━━━━━ RECORD LIST

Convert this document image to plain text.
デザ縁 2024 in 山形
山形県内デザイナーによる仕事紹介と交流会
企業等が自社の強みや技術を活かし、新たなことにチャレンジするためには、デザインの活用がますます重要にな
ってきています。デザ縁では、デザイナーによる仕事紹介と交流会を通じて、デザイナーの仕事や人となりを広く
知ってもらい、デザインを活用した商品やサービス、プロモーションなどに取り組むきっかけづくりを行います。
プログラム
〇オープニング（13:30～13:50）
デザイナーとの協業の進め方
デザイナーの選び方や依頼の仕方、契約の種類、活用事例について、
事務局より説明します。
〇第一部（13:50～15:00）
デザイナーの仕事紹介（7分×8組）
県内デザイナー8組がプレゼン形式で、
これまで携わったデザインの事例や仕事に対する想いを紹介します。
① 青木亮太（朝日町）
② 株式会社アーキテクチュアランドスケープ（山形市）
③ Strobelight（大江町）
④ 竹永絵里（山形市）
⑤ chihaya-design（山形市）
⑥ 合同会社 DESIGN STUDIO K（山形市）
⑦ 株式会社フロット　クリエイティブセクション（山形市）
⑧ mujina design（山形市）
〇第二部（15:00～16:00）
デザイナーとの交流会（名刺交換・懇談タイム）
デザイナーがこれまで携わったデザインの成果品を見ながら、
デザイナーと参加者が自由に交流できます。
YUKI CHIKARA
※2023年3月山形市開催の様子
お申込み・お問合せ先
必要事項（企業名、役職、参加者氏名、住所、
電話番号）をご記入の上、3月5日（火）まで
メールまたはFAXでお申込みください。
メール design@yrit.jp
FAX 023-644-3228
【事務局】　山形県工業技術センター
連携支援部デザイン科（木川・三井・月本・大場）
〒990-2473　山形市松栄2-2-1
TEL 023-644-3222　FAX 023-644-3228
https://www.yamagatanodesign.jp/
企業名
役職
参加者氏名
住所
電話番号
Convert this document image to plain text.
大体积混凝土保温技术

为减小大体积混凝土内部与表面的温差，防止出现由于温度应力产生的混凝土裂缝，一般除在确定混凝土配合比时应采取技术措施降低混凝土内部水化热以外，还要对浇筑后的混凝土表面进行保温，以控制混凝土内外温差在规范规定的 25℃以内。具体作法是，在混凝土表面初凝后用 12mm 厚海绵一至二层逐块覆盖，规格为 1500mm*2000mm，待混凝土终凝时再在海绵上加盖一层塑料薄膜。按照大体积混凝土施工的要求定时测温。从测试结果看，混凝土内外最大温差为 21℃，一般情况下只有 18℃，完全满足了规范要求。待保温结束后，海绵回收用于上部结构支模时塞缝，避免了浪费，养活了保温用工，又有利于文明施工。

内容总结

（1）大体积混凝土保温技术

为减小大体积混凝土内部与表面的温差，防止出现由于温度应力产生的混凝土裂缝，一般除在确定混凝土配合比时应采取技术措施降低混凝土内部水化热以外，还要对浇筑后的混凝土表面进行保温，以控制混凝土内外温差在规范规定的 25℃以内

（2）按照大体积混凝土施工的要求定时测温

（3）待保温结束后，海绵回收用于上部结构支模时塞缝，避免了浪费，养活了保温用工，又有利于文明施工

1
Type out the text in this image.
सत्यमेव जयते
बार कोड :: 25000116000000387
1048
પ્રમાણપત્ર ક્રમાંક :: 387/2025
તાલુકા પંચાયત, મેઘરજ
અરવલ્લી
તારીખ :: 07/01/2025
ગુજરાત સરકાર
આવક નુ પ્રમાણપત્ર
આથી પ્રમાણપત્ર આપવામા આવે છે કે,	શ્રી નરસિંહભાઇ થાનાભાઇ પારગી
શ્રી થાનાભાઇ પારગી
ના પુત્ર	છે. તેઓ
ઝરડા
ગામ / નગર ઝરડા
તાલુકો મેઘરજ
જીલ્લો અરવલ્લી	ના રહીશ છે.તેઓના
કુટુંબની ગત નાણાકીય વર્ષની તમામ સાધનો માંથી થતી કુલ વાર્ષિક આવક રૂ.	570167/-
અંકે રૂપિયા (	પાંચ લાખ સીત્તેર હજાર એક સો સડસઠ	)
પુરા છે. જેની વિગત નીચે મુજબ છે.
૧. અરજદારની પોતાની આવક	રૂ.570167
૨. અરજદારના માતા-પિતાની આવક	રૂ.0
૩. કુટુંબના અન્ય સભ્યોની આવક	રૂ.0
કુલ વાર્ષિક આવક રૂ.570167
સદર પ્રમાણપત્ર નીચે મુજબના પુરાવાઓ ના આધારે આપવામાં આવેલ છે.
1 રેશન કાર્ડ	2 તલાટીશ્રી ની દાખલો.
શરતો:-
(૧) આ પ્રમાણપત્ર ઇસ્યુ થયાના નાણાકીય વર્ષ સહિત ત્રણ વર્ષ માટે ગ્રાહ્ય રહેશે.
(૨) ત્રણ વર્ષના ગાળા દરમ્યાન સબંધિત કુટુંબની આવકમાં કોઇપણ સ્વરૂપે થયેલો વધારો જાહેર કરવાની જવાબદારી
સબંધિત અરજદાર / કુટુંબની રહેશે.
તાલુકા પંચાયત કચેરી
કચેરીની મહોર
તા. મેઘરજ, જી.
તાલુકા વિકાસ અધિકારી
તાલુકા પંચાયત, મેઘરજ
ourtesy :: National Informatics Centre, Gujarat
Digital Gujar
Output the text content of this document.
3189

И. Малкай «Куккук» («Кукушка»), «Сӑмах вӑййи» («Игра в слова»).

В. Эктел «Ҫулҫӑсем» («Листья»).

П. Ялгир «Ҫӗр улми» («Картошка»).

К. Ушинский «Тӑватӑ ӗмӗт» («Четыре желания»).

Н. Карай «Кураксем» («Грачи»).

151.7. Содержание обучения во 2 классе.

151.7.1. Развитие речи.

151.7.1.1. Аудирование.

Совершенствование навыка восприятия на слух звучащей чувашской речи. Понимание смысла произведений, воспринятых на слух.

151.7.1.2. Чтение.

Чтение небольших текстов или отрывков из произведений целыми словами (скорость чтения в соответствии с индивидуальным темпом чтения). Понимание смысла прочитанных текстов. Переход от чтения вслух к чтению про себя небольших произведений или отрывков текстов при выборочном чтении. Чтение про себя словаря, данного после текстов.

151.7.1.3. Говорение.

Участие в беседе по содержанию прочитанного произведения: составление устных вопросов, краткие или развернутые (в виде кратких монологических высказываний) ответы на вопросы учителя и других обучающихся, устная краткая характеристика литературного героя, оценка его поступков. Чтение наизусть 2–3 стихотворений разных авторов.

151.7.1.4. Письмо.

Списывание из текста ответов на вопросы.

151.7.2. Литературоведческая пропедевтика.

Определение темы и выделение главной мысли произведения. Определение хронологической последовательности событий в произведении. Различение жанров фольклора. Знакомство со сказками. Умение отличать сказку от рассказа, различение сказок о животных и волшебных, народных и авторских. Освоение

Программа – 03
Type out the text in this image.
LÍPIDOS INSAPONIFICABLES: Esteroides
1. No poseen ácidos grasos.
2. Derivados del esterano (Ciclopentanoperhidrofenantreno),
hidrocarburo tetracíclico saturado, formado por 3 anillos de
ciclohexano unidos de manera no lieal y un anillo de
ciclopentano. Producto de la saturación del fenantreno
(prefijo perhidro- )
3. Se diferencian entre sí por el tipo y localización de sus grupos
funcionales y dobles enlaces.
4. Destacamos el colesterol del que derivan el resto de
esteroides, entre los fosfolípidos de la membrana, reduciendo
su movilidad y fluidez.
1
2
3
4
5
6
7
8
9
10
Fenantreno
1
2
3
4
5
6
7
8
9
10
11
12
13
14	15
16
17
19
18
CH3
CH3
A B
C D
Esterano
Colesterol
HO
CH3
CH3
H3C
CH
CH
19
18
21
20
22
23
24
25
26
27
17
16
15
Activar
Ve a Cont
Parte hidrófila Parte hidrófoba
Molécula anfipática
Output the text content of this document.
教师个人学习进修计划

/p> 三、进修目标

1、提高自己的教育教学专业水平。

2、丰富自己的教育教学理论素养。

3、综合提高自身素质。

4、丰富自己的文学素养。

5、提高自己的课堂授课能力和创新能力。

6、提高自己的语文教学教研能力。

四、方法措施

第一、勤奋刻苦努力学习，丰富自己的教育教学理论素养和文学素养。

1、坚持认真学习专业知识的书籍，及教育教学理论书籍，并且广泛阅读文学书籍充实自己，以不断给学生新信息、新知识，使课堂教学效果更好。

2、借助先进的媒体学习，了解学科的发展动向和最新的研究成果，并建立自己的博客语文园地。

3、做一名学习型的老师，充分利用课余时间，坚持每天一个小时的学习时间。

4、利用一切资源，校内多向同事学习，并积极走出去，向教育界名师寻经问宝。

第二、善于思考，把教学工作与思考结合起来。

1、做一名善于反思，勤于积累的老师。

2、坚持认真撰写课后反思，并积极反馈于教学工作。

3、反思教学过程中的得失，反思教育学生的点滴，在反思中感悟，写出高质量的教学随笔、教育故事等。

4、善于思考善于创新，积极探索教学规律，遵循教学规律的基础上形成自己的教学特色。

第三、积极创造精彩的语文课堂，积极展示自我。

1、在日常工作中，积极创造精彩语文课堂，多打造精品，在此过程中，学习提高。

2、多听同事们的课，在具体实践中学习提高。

━━━━━━━━━━

*TASK PROMPT*.
In the entries above, find each line with the string "一般除在确定混凝土配合比时应采取技术措施降低混凝土内部水化热以外" and copy it.

*SOLVED PROBLEM*.
为减小大体积混凝土内部与表面的温差，防止出现由于温度应力产生的混凝土裂缝，一般除在确定混凝土配合比时应采取技术措施降低混凝土内部水化热以外，还要对浇筑后的混凝土表面进行保温，以控制混凝土内外温差在规范规定的 25℃以内。具体作法是，在混凝土表面初凝后用 12mm 厚海绵一至二层逐块覆盖，规格为 1500mm*2000mm，待混凝土终凝时再在海绵上加盖一层塑料薄膜。按照大体积混凝土施工的要求定时测温。从测试结果看，混凝土内外最大温差为 21℃，一般情况下只有 18℃，完全满足了规范要求。待保温结束后，海绵回收用于上部结构支模时塞缝，避免了浪费，养活了保温用工，又有利于文明施工。
为减小大体积混凝土内部与表面的温差，防止出现由于温度应力产生的混凝土裂缝，一般除在确定混凝土配合比时应采取技术措施降低混凝土内部水化热以外，还要对浇筑后的混凝土表面进行保温，以控制混凝土内外温差在规范规定的 25℃以内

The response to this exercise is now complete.